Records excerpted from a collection
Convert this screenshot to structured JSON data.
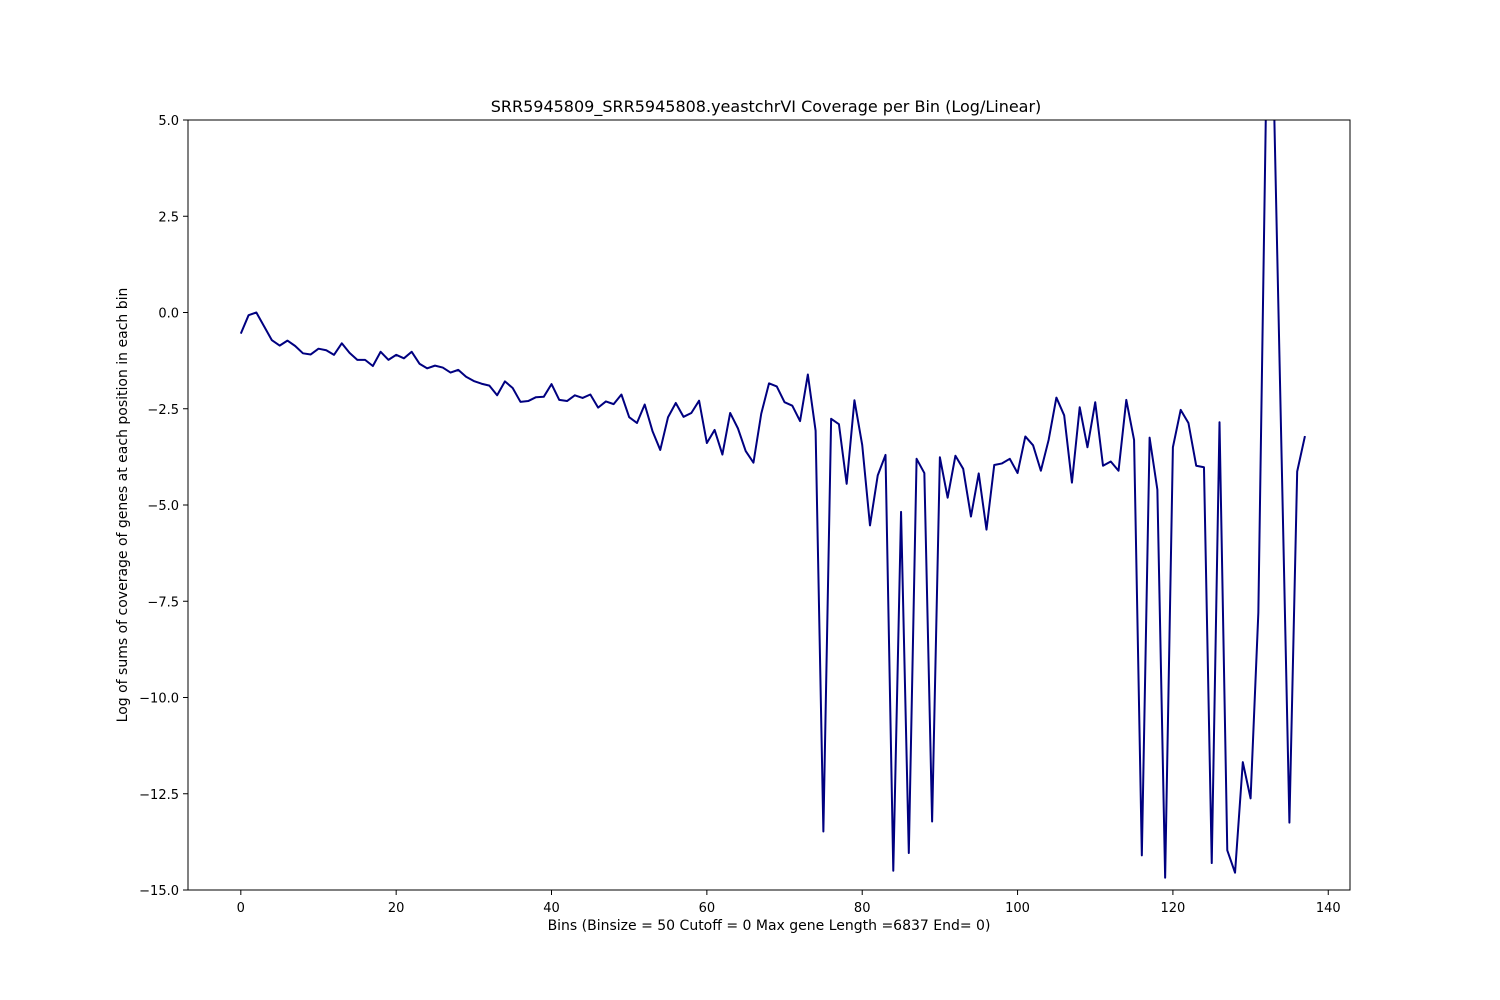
{
  "chart_data": {
    "type": "line",
    "title": "SRR5945809_SRR5945808.yeastchrVI Coverage per Bin (Log/Linear)",
    "xlabel": "Bins  (Binsize = 50 Cutoff = 0 Max gene Length =6837 End= 0)",
    "ylabel": "Log of sums of coverage of genes at each position in each bin",
    "xlim": [
      -6.8,
      142.8
    ],
    "ylim": [
      -15,
      5
    ],
    "xticks": [
      0,
      20,
      40,
      60,
      80,
      100,
      120,
      140
    ],
    "xtick_labels": [
      "0",
      "20",
      "40",
      "60",
      "80",
      "100",
      "120",
      "140"
    ],
    "yticks": [
      5,
      2.5,
      0,
      -2.5,
      -5,
      -7.5,
      -10,
      -12.5,
      -15
    ],
    "ytick_labels": [
      "5.0",
      "2.5",
      "0.0",
      "−2.5",
      "−5.0",
      "−7.5",
      "−10.0",
      "−12.5",
      "−15.0"
    ],
    "grid": false,
    "series": [
      {
        "color": "#000080",
        "values": [
          -0.55,
          -0.07,
          0,
          -0.36,
          -0.72,
          -0.86,
          -0.73,
          -0.87,
          -1.06,
          -1.09,
          -0.94,
          -0.98,
          -1.1,
          -0.8,
          -1.05,
          -1.23,
          -1.23,
          -1.39,
          -1.02,
          -1.23,
          -1.1,
          -1.19,
          -1.02,
          -1.33,
          -1.45,
          -1.38,
          -1.43,
          -1.56,
          -1.49,
          -1.67,
          -1.78,
          -1.85,
          -1.9,
          -2.15,
          -1.79,
          -1.96,
          -2.32,
          -2.3,
          -2.2,
          -2.19,
          -1.86,
          -2.27,
          -2.3,
          -2.15,
          -2.22,
          -2.13,
          -2.47,
          -2.31,
          -2.38,
          -2.13,
          -2.72,
          -2.87,
          -2.39,
          -3.08,
          -3.57,
          -2.72,
          -2.35,
          -2.71,
          -2.61,
          -2.29,
          -3.39,
          -3.05,
          -3.69,
          -2.61,
          -3.01,
          -3.6,
          -3.9,
          -2.63,
          -1.84,
          -1.92,
          -2.33,
          -2.42,
          -2.82,
          -1.61,
          -3.07,
          -13.48,
          -2.76,
          -2.9,
          -4.45,
          -2.28,
          -3.44,
          -5.53,
          -4.23,
          -3.7,
          -14.5,
          -5.18,
          -14.04,
          -3.8,
          -4.17,
          -13.22,
          -3.76,
          -4.81,
          -3.72,
          -4.06,
          -5.3,
          -4.18,
          -5.64,
          -3.96,
          -3.92,
          -3.8,
          -4.17,
          -3.22,
          -3.45,
          -4.11,
          -3.31,
          -2.21,
          -2.67,
          -4.42,
          -2.46,
          -3.5,
          -2.33,
          -3.98,
          -3.87,
          -4.11,
          -2.27,
          -3.31,
          -14.1,
          -3.25,
          -4.6,
          -14.68,
          -3.5,
          -2.53,
          -2.87,
          -3.98,
          -4.02,
          -14.3,
          -2.85,
          -13.97,
          -14.55,
          -11.68,
          -12.62,
          -7.8,
          5.6,
          5.6,
          -3.8,
          -13.25,
          -4.13,
          -3.21
        ]
      }
    ]
  }
}
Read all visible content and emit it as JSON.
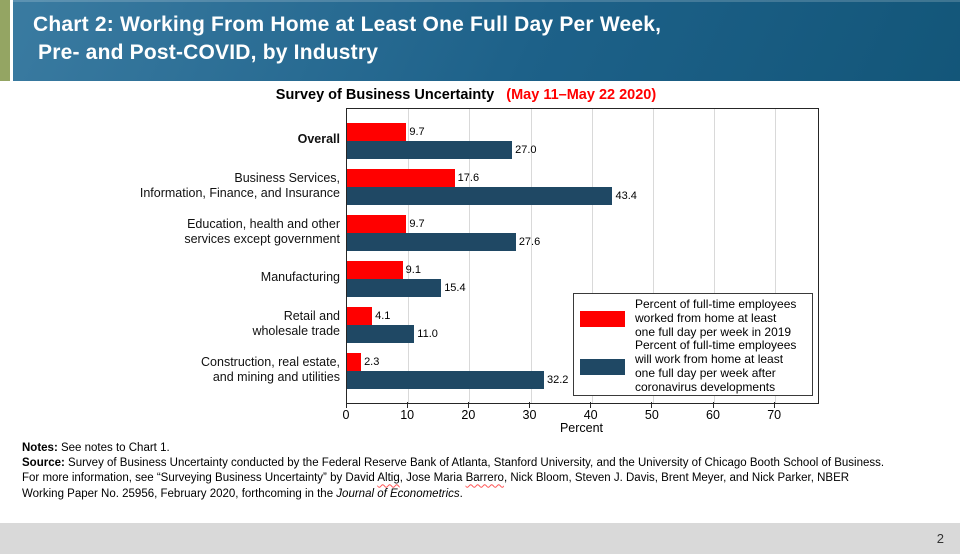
{
  "header": {
    "title_line1": "Chart 2: Working From Home at Least One Full Day Per Week,",
    "title_line2": "Pre- and Post-COVID, by Industry"
  },
  "colors": {
    "header_gradient_start": "#3a7ba1",
    "header_gradient_end": "#135679",
    "accent_stripe_green": "#94a563",
    "series_red": "#ff0000",
    "series_navy": "#1f4864",
    "gridline": "#d9d9d9",
    "footer_bar": "#d9d9d9",
    "title_highlight_red": "#ff0000"
  },
  "chart_data": {
    "type": "bar",
    "orientation": "horizontal",
    "title": "Survey of Business Uncertainty",
    "title_note": "(May 11–May 22 2020)",
    "xlabel": "Percent",
    "xlim": [
      0,
      77
    ],
    "xticks": [
      0,
      10,
      20,
      30,
      40,
      50,
      60,
      70
    ],
    "grid": true,
    "legend_position": "inside bottom-right",
    "categories": [
      {
        "label": "Overall",
        "bold": true
      },
      {
        "label": "Business Services,\nInformation, Finance, and Insurance",
        "bold": false
      },
      {
        "label": "Education, health and other\nservices except government",
        "bold": false
      },
      {
        "label": "Manufacturing",
        "bold": false
      },
      {
        "label": "Retail and\nwholesale trade",
        "bold": false
      },
      {
        "label": "Construction, real estate,\nand mining and utilities",
        "bold": false
      }
    ],
    "series": [
      {
        "name": "Percent of full-time employees worked from home at least one full day per week in 2019",
        "legend_lines": "Percent of full-time employees\nworked from home at least\none full day per week in 2019",
        "color": "#ff0000",
        "values": [
          9.7,
          17.6,
          9.7,
          9.1,
          4.1,
          2.3
        ],
        "value_labels": [
          "9.7",
          "17.6",
          "9.7",
          "9.1",
          "4.1",
          "2.3"
        ]
      },
      {
        "name": "Percent of full-time employees will work from home at least one full day per week after coronavirus developments",
        "legend_lines": "Percent of full-time employees\nwill work from home at least\none full day per week after\ncoronavirus developments",
        "color": "#1f4864",
        "values": [
          27.0,
          43.4,
          27.6,
          15.4,
          11.0,
          32.2
        ],
        "value_labels": [
          "27.0",
          "43.4",
          "27.6",
          "15.4",
          "11.0",
          "32.2"
        ]
      }
    ]
  },
  "notes": {
    "line1_label": "Notes:",
    "line1_text": " See notes to Chart 1.",
    "line2_label": "Source:",
    "line2_text": " Survey of Business Uncertainty conducted by the Federal Reserve Bank of Atlanta, Stanford University, and the University of Chicago Booth School of Business.",
    "line3_part1": "For more information, see “Surveying Business Uncertainty” by David ",
    "line3_misspell1": "Altig",
    "line3_part2": ", Jose Maria ",
    "line3_misspell2": "Barrero",
    "line3_part3": ", Nick Bloom, Steven J. Davis, Brent Meyer, and Nick Parker, NBER",
    "line4_part1": "Working Paper No. 25956, February 2020, forthcoming in the ",
    "line4_italic": "Journal of Econometrics",
    "line4_part2": "."
  },
  "footer": {
    "page_number": "2"
  }
}
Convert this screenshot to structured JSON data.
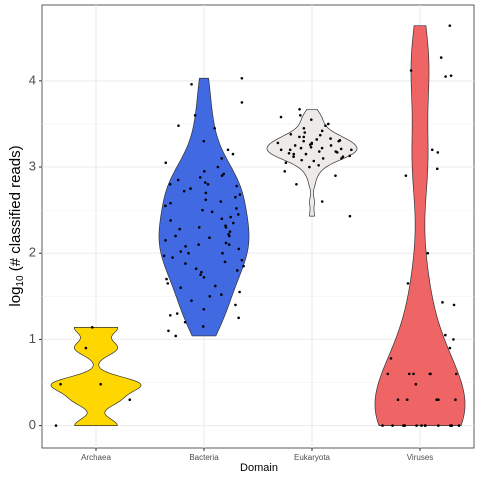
{
  "chart_data": {
    "type": "violin",
    "categories": [
      "Archaea",
      "Bacteria",
      "Eukaryota",
      "Viruses"
    ],
    "colors": [
      "#FFD700",
      "#4169E1",
      "#EEEAE7",
      "#EF6464"
    ],
    "x_label": "Domain",
    "y_label": {
      "prefix": "log",
      "subscript": "10",
      "suffix": " (# classified reads)"
    },
    "ylim": [
      -0.26,
      4.88
    ],
    "yticks": [
      0,
      1,
      2,
      3,
      4
    ],
    "grid": true,
    "values": [
      [
        0,
        0.3,
        0.48,
        0.48,
        0.9,
        1.14
      ],
      [
        1.04,
        1.1,
        1.15,
        1.2,
        1.25,
        1.28,
        1.3,
        1.35,
        1.4,
        1.45,
        1.5,
        1.52,
        1.55,
        1.6,
        1.62,
        1.65,
        1.7,
        1.72,
        1.75,
        1.78,
        1.8,
        1.82,
        1.85,
        1.88,
        1.9,
        1.92,
        1.95,
        1.97,
        2.0,
        2.0,
        2.02,
        2.05,
        2.08,
        2.1,
        2.1,
        2.12,
        2.15,
        2.18,
        2.2,
        2.2,
        2.22,
        2.25,
        2.28,
        2.3,
        2.3,
        2.32,
        2.35,
        2.38,
        2.4,
        2.42,
        2.45,
        2.48,
        2.5,
        2.52,
        2.55,
        2.58,
        2.6,
        2.62,
        2.65,
        2.68,
        2.7,
        2.72,
        2.75,
        2.78,
        2.8,
        2.8,
        2.82,
        2.85,
        2.88,
        2.9,
        2.92,
        2.95,
        3.0,
        3.05,
        3.1,
        3.15,
        3.2,
        3.3,
        3.45,
        3.48,
        3.6,
        3.75,
        3.96,
        4.03
      ],
      [
        2.43,
        2.6,
        2.8,
        2.9,
        2.95,
        3.0,
        3.02,
        3.05,
        3.07,
        3.08,
        3.1,
        3.1,
        3.12,
        3.12,
        3.13,
        3.15,
        3.15,
        3.16,
        3.17,
        3.18,
        3.18,
        3.2,
        3.2,
        3.2,
        3.21,
        3.22,
        3.22,
        3.23,
        3.25,
        3.25,
        3.26,
        3.27,
        3.28,
        3.28,
        3.3,
        3.3,
        3.31,
        3.32,
        3.33,
        3.35,
        3.35,
        3.37,
        3.38,
        3.4,
        3.42,
        3.45,
        3.48,
        3.5,
        3.55,
        3.58,
        3.6,
        3.67
      ],
      [
        0,
        0,
        0,
        0,
        0,
        0,
        0,
        0,
        0,
        0,
        0,
        0,
        0,
        0,
        0.3,
        0.3,
        0.3,
        0.3,
        0.3,
        0.48,
        0.6,
        0.6,
        0.6,
        0.6,
        0.6,
        0.6,
        0.78,
        0.9,
        1.0,
        1.05,
        1.4,
        1.43,
        1.65,
        2.0,
        2.9,
        2.98,
        3.17,
        3.2,
        4.05,
        4.06,
        4.12,
        4.27,
        4.64
      ]
    ]
  }
}
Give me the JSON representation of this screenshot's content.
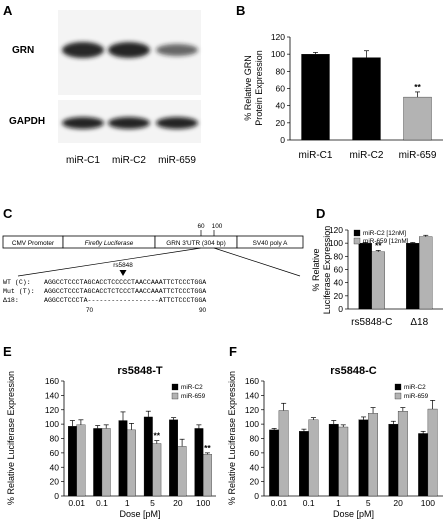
{
  "panels": {
    "a": "A",
    "b": "B",
    "c": "C",
    "d": "D",
    "e": "E",
    "f": "F"
  },
  "blot": {
    "row_labels": [
      "GRN",
      "GAPDH"
    ],
    "lane_labels": [
      "miR-C1",
      "miR-C2",
      "miR-659"
    ],
    "grn_intensity": [
      1.0,
      0.97,
      0.5
    ],
    "gapdh_intensity": [
      1.0,
      1.0,
      1.0
    ]
  },
  "diagram": {
    "segments": [
      "CMV Promoter",
      "Firefly Luciferase",
      "GRN 3'UTR (304 bp)",
      "SV40 poly A"
    ],
    "pos_labels": [
      "60",
      "100"
    ],
    "snp_label": "rs5848",
    "rows": [
      {
        "label": "WT (C):",
        "seq": "AGGCCTCCCTAGCACCTCCCCCTAACCAAATTCTCCCTGGA"
      },
      {
        "label": "Mut (T):",
        "seq": "AGGCCTCCCTAGCACCTCTCCCTAACCAAATTCTCCCTGGA"
      },
      {
        "label": "Δ18:",
        "seq": "AGGCCTCCCTA------------------ATTCTCCCTGGA"
      }
    ],
    "bottom_labels": [
      "70",
      "90"
    ]
  },
  "chart_data": [
    {
      "id": "B",
      "type": "bar",
      "title": "",
      "ylabel": "% Relative GRN Protein Expression",
      "categories": [
        "miR-C1",
        "miR-C2",
        "miR-659"
      ],
      "series": [
        {
          "values": [
            100,
            96,
            50
          ],
          "errors": [
            2,
            8,
            6
          ],
          "colors": [
            "#000000",
            "#000000",
            "#b3b3b3"
          ]
        }
      ],
      "ylim": [
        0,
        120
      ],
      "yticks": [
        0,
        20,
        40,
        60,
        80,
        100,
        120
      ],
      "annotations": [
        {
          "category": "miR-659",
          "text": "**"
        }
      ]
    },
    {
      "id": "D",
      "type": "bar",
      "title": "",
      "ylabel": "% Relative Luciferase Expression",
      "categories": [
        "rs5848-C",
        "Δ18"
      ],
      "series": [
        {
          "name": "miR-C2 [12nM]",
          "color": "#000000",
          "values": [
            100,
            100
          ],
          "errors": [
            1,
            1
          ]
        },
        {
          "name": "miR-659 [12nM]",
          "color": "#b3b3b3",
          "values": [
            87,
            110
          ],
          "errors": [
            2,
            2
          ]
        }
      ],
      "ylim": [
        0,
        120
      ],
      "yticks": [
        0,
        20,
        40,
        60,
        80,
        100,
        120
      ],
      "legend": "top",
      "annotations": [
        {
          "category": "rs5848-C",
          "series": 1,
          "text": "**"
        }
      ]
    },
    {
      "id": "E",
      "type": "bar",
      "title": "rs5848-T",
      "xlabel": "Dose [pM]",
      "ylabel": "% Relative Luciferase Expression",
      "categories": [
        "0.01",
        "0.1",
        "1",
        "5",
        "20",
        "100"
      ],
      "series": [
        {
          "name": "miR-C2",
          "color": "#000000",
          "values": [
            97,
            94,
            105,
            110,
            106,
            94
          ],
          "errors": [
            8,
            4,
            12,
            8,
            3,
            5
          ]
        },
        {
          "name": "miR-659",
          "color": "#b3b3b3",
          "values": [
            99,
            94,
            92,
            73,
            69,
            58
          ],
          "errors": [
            7,
            5,
            9,
            4,
            10,
            2
          ]
        }
      ],
      "ylim": [
        0,
        160
      ],
      "yticks": [
        0,
        20,
        40,
        60,
        80,
        100,
        120,
        140,
        160
      ],
      "legend": "top-right",
      "annotations": [
        {
          "category": "5",
          "series": 1,
          "text": "**"
        },
        {
          "category": "100",
          "series": 1,
          "text": "**"
        }
      ]
    },
    {
      "id": "F",
      "type": "bar",
      "title": "rs5848-C",
      "xlabel": "Dose [pM]",
      "ylabel": "% Relative Luciferase Expression",
      "categories": [
        "0.01",
        "0.1",
        "1",
        "5",
        "20",
        "100"
      ],
      "series": [
        {
          "name": "miR-C2",
          "color": "#000000",
          "values": [
            92,
            90,
            100,
            106,
            100,
            87
          ],
          "errors": [
            2,
            3,
            5,
            4,
            4,
            3
          ]
        },
        {
          "name": "miR-659",
          "color": "#b3b3b3",
          "values": [
            119,
            106,
            96,
            115,
            118,
            121
          ],
          "errors": [
            10,
            3,
            3,
            8,
            5,
            12
          ]
        }
      ],
      "ylim": [
        0,
        160
      ],
      "yticks": [
        0,
        20,
        40,
        60,
        80,
        100,
        120,
        140,
        160
      ],
      "legend": "top-right",
      "annotations": []
    }
  ]
}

_Task to carry out_
Each line above that includes the word "category" is to be copied.

_Response_
          "category": "miR-659",
          "category": "rs5848-C",
          "category": "5",
          "category": "100",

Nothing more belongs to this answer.